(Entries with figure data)
┏━━
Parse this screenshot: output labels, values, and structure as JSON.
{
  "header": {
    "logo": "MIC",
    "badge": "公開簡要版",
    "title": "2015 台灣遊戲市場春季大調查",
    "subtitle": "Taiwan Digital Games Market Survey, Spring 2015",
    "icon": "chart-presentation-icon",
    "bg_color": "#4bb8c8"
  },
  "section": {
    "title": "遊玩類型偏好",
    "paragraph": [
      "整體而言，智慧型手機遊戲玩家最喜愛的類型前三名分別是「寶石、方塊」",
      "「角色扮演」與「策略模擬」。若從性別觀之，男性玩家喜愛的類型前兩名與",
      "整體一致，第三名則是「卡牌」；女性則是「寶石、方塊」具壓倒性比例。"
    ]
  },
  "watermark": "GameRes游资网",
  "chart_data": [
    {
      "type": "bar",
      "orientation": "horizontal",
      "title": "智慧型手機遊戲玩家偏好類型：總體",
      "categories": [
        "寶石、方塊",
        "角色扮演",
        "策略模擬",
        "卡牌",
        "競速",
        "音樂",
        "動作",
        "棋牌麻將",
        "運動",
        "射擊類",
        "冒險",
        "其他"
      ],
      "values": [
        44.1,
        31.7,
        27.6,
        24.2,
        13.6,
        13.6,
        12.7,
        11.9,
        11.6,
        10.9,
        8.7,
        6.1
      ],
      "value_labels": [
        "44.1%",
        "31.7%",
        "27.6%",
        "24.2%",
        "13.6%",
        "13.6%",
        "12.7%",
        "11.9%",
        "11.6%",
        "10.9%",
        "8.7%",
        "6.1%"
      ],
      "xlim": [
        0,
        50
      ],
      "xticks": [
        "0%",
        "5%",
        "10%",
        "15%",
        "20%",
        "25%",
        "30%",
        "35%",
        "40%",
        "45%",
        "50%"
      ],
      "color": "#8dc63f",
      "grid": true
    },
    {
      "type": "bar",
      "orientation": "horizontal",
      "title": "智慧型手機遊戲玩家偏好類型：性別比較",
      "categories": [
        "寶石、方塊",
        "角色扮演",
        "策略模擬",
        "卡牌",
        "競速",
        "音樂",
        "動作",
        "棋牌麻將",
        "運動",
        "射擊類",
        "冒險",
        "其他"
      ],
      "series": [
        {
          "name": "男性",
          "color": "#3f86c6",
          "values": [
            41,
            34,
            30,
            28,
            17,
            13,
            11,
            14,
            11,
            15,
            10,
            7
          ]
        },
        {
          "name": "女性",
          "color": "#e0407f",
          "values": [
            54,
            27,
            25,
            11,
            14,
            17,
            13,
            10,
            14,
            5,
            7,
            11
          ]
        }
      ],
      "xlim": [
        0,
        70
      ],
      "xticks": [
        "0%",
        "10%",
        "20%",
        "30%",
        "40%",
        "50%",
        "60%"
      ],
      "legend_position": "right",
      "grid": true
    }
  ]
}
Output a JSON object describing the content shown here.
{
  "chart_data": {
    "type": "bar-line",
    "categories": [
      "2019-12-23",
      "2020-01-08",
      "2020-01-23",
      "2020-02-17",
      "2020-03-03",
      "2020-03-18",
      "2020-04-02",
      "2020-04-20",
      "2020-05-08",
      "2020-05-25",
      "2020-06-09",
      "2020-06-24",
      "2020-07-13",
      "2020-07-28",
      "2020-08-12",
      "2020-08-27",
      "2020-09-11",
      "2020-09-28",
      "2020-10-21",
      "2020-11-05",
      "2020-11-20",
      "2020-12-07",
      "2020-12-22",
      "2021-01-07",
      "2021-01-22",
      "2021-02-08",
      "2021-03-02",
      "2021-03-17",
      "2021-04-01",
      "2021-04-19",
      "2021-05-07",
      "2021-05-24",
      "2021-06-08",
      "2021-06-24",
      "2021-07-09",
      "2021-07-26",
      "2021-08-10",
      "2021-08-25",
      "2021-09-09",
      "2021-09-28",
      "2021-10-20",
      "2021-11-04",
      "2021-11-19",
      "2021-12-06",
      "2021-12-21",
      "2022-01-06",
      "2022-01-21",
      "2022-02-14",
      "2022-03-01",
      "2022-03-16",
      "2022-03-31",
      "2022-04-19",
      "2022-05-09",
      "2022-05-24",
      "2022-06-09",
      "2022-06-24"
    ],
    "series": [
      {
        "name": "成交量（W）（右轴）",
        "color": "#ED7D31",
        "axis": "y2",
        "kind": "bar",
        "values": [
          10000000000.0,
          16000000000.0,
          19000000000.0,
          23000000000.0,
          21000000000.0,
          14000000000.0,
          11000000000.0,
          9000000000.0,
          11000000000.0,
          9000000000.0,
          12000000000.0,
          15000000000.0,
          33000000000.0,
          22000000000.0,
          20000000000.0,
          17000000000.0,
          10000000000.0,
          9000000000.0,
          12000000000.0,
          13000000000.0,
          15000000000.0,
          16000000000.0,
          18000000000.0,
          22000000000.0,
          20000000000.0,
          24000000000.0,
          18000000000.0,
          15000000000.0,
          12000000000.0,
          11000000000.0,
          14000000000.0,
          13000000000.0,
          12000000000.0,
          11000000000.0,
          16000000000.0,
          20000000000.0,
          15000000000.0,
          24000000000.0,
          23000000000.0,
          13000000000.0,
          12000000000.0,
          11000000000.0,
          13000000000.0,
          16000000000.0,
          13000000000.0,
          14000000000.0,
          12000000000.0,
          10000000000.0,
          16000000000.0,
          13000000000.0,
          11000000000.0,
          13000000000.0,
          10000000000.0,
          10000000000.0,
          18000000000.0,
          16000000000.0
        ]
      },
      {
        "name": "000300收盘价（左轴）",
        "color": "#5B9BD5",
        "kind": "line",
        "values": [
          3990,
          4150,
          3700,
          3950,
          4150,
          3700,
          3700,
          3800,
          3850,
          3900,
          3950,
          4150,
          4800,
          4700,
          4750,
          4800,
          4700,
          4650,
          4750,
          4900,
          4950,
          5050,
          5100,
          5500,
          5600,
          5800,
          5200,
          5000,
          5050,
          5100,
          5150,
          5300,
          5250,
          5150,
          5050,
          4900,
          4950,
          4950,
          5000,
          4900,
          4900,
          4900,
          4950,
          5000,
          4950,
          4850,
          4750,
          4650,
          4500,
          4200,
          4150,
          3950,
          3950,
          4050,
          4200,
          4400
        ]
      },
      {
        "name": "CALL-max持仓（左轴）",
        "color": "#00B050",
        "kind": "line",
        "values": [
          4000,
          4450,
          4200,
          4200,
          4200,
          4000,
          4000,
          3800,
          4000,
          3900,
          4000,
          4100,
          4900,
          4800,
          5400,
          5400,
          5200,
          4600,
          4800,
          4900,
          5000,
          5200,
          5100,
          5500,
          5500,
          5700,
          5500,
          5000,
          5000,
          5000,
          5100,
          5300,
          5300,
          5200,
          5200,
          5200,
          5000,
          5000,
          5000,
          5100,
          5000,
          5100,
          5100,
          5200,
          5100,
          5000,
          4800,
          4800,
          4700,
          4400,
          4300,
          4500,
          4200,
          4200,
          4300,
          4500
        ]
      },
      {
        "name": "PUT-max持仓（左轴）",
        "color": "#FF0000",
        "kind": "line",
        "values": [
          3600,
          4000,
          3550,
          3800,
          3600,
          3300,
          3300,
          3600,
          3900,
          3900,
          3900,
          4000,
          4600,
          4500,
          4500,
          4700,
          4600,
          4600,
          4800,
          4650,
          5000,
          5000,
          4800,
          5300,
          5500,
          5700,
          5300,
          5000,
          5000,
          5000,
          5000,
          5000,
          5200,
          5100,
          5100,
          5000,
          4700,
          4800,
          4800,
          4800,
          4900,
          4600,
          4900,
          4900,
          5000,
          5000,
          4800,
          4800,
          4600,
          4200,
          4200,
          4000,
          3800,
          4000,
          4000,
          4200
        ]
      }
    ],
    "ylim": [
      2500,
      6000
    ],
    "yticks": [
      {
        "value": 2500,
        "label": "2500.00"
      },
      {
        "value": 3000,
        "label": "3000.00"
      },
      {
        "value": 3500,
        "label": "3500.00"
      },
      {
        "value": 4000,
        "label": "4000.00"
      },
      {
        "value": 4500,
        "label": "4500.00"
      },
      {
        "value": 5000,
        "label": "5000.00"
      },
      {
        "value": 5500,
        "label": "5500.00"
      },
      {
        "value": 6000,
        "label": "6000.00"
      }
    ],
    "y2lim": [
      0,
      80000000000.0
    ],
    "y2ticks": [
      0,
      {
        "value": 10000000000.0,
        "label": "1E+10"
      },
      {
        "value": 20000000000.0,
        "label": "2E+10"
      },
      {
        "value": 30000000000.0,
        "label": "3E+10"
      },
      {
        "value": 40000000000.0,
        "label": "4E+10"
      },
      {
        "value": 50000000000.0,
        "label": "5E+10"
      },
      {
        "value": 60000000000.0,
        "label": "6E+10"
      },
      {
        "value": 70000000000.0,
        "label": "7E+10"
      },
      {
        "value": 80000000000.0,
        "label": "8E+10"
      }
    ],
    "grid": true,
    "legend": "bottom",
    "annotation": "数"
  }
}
┗━━
• **WHAT THE EXERCISE ASKS**: Say how many lines of the data include the string "JSON". Nothing other than the number should be given.

• **RIGHT ANSWER**: 2